— start Entries —

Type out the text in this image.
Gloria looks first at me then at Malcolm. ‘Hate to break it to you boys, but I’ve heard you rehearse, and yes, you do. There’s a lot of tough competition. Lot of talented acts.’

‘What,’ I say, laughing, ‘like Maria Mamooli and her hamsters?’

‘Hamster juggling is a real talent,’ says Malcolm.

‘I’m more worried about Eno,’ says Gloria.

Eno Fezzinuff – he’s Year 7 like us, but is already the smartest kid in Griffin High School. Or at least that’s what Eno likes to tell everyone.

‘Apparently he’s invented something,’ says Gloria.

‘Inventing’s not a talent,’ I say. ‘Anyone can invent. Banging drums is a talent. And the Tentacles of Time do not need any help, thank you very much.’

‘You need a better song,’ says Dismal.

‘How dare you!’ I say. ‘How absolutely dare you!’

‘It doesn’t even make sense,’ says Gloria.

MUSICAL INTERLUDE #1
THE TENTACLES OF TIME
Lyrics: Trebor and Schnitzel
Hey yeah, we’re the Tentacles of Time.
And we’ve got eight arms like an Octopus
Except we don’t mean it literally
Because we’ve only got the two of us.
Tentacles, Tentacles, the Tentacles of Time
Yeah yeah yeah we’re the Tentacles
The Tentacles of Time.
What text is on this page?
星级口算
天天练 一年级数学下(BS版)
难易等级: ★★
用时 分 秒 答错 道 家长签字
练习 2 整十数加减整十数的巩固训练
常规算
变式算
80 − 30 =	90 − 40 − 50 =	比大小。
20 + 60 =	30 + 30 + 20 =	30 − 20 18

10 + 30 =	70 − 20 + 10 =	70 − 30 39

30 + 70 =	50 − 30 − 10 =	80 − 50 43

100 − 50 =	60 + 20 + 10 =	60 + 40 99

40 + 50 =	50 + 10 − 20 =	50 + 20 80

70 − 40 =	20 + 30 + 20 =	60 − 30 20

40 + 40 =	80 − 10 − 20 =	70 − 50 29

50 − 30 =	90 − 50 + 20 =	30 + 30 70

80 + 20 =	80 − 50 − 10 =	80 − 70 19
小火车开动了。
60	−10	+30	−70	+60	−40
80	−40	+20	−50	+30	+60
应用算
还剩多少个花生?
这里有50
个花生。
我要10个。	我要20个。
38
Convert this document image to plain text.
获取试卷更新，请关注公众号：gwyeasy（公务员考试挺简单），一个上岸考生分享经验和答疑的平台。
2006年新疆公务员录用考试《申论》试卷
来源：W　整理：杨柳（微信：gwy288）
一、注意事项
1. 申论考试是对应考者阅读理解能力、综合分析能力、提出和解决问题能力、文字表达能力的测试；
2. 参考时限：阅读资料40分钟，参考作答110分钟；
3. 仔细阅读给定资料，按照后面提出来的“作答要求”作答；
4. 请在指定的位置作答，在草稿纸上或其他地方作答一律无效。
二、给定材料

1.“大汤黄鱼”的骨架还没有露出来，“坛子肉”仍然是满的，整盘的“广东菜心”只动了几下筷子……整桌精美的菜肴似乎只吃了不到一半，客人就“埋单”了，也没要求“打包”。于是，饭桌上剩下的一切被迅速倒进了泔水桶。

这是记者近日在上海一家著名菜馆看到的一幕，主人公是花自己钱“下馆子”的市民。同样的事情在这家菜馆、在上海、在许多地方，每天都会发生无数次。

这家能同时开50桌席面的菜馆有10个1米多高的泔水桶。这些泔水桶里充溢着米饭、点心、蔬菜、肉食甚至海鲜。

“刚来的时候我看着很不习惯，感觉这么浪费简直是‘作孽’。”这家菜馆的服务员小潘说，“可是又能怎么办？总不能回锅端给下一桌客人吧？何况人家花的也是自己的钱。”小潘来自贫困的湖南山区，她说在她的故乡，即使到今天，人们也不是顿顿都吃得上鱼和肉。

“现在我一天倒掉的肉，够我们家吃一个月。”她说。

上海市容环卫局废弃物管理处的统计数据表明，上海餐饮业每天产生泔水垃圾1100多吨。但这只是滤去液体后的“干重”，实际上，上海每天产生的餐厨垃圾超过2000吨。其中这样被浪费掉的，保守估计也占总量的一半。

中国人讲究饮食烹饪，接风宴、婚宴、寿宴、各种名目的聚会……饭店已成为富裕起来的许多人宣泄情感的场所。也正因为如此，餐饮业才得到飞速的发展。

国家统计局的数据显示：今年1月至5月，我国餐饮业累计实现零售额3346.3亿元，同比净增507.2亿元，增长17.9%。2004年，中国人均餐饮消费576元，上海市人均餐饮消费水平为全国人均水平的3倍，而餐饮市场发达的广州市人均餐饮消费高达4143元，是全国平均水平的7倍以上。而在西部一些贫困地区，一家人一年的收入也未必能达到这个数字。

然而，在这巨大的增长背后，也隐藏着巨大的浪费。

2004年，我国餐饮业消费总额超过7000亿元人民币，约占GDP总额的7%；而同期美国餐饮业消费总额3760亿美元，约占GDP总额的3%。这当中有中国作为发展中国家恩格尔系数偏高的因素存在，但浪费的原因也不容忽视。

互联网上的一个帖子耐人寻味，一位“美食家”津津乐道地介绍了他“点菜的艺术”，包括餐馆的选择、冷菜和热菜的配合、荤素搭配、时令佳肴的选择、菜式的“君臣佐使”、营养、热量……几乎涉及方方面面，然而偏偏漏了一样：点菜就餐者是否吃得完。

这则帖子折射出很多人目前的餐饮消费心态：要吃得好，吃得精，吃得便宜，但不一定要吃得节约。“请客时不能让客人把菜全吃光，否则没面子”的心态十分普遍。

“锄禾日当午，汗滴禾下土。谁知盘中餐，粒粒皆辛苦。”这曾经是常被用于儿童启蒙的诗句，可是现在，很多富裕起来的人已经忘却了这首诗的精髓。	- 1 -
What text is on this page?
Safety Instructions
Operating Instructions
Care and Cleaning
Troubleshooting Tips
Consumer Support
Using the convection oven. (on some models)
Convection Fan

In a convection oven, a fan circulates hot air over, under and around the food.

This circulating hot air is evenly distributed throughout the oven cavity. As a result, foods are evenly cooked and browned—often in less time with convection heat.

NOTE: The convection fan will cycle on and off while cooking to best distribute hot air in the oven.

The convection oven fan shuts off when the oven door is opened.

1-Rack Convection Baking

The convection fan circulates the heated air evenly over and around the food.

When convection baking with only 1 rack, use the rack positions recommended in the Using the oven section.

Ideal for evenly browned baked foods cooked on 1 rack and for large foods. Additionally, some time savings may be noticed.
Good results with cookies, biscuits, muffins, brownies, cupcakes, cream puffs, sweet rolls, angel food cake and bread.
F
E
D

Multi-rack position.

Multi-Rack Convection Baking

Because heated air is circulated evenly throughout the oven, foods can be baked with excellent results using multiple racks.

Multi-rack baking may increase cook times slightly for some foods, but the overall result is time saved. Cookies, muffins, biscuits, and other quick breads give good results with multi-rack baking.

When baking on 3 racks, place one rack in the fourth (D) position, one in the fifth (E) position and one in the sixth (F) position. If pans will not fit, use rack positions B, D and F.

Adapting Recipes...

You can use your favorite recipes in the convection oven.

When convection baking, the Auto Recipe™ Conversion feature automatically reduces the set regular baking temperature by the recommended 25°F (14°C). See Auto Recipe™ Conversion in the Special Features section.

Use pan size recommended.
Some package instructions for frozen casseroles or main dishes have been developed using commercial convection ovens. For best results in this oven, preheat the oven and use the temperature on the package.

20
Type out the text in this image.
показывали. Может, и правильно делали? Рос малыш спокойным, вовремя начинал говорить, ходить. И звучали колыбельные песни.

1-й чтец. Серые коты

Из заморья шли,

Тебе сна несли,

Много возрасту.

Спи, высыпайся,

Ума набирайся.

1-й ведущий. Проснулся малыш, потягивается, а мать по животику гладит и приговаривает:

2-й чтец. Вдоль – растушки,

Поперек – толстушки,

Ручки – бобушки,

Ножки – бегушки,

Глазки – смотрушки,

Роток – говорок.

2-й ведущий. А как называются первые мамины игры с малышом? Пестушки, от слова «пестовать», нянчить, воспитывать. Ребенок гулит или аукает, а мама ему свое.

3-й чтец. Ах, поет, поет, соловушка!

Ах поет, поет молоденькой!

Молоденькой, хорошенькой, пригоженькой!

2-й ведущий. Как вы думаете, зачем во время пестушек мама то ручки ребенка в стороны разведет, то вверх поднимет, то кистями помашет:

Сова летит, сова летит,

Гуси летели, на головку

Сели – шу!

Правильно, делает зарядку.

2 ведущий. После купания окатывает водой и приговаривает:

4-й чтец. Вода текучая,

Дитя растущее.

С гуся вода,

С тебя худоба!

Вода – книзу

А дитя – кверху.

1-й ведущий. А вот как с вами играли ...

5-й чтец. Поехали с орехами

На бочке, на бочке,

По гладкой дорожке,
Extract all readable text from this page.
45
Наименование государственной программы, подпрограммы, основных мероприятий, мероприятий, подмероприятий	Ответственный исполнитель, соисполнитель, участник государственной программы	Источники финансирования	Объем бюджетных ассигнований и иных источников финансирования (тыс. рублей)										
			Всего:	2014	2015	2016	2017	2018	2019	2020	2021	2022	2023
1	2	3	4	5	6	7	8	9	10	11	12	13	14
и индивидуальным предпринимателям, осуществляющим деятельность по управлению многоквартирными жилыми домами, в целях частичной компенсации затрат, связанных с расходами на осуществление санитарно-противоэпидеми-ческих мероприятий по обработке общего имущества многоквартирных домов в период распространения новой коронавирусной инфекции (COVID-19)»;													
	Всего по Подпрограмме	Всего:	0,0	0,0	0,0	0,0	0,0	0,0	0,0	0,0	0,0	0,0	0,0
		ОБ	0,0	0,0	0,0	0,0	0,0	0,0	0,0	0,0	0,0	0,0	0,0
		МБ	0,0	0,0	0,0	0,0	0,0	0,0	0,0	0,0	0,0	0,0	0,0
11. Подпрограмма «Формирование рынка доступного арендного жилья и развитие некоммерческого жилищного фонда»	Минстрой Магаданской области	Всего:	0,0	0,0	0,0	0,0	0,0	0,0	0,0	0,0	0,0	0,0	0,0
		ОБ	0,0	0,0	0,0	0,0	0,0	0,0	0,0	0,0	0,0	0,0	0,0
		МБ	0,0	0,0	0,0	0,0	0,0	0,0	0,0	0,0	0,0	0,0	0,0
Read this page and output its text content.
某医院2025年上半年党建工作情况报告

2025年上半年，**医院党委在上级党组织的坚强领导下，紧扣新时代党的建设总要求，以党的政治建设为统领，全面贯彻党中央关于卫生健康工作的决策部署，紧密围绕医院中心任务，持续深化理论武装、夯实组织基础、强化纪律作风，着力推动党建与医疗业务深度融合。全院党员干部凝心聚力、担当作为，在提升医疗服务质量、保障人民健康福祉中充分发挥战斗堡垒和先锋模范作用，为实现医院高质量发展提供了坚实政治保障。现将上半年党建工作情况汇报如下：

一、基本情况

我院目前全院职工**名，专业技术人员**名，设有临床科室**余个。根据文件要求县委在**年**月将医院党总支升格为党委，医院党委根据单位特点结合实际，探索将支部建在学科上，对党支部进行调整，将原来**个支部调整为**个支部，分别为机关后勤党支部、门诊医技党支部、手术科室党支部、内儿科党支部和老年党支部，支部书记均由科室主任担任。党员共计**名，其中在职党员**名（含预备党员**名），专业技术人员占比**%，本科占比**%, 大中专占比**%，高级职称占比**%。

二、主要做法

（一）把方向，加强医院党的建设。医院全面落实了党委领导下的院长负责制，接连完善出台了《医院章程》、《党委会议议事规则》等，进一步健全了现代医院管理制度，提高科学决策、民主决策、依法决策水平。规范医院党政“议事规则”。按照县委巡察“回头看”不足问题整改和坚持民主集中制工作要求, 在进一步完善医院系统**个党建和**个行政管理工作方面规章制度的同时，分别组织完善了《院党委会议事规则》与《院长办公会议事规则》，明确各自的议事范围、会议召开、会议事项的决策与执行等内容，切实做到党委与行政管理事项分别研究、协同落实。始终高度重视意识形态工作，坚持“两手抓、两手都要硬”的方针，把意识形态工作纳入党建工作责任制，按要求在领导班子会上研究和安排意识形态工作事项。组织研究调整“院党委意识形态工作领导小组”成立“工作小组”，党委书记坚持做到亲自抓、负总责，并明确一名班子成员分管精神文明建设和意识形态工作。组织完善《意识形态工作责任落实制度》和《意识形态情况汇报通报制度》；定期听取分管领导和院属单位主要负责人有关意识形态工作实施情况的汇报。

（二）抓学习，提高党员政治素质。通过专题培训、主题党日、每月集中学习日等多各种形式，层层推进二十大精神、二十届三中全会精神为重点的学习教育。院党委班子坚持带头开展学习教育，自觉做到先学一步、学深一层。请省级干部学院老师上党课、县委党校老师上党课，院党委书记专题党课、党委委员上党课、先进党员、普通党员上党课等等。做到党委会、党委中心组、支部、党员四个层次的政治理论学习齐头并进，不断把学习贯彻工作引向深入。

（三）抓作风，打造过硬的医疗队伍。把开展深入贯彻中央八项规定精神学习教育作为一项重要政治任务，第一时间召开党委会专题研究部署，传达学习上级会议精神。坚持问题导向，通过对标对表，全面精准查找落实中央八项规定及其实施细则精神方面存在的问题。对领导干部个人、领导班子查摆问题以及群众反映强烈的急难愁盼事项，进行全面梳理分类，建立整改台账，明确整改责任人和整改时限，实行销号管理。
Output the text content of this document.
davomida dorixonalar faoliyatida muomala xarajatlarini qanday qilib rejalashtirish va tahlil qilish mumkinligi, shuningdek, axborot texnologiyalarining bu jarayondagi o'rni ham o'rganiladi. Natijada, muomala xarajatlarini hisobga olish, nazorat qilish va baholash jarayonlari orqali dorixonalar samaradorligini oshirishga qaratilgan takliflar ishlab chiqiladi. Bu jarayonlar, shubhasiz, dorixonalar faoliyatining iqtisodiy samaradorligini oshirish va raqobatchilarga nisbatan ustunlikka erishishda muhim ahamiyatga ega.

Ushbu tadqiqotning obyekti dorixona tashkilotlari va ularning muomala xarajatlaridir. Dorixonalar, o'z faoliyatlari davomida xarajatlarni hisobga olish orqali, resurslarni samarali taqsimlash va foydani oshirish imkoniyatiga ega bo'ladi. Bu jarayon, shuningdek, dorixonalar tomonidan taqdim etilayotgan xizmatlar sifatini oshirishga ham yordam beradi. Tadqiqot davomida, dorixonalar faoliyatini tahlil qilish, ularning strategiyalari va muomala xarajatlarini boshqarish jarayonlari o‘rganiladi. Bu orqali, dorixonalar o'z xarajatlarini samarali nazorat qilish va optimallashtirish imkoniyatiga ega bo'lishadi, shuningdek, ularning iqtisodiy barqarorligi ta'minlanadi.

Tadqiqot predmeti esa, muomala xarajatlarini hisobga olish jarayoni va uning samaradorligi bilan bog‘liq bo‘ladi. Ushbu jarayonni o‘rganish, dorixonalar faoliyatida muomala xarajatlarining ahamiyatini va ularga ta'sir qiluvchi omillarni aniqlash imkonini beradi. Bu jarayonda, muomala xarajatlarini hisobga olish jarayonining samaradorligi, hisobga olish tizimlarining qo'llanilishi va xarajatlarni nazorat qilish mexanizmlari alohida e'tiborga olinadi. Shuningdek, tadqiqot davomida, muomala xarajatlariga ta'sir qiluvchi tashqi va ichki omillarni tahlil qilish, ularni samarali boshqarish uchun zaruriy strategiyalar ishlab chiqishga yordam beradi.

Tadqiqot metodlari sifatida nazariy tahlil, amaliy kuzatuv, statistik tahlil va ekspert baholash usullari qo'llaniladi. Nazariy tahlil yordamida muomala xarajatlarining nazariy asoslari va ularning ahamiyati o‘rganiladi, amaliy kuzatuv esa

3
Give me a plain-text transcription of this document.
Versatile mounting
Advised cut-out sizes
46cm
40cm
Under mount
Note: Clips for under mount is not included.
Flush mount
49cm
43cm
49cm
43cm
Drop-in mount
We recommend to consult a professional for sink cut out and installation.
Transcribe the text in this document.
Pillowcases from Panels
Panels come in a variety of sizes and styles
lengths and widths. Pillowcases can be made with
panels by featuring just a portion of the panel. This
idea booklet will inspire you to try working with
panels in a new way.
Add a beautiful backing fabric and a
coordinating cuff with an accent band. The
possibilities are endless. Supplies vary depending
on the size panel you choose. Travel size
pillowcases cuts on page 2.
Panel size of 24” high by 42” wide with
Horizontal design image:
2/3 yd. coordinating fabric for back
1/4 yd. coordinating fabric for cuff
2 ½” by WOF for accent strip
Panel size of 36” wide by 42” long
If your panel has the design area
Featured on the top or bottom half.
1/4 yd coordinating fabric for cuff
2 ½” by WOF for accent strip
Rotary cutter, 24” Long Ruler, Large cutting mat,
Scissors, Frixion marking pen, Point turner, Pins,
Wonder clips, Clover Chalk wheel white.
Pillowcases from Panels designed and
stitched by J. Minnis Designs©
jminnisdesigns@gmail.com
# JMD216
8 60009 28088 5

— end Entries —

What to do: Scan the data for the word "cooked" and copy every line where it shows up.

Completed exercise:
This circulating hot air is evenly distributed throughout the oven cavity. As a result, foods are evenly cooked and browned—often in less time with convection heat.
Ideal for evenly browned baked foods cooked on 1 rack and for large foods. Additionally, some time savings may be noticed.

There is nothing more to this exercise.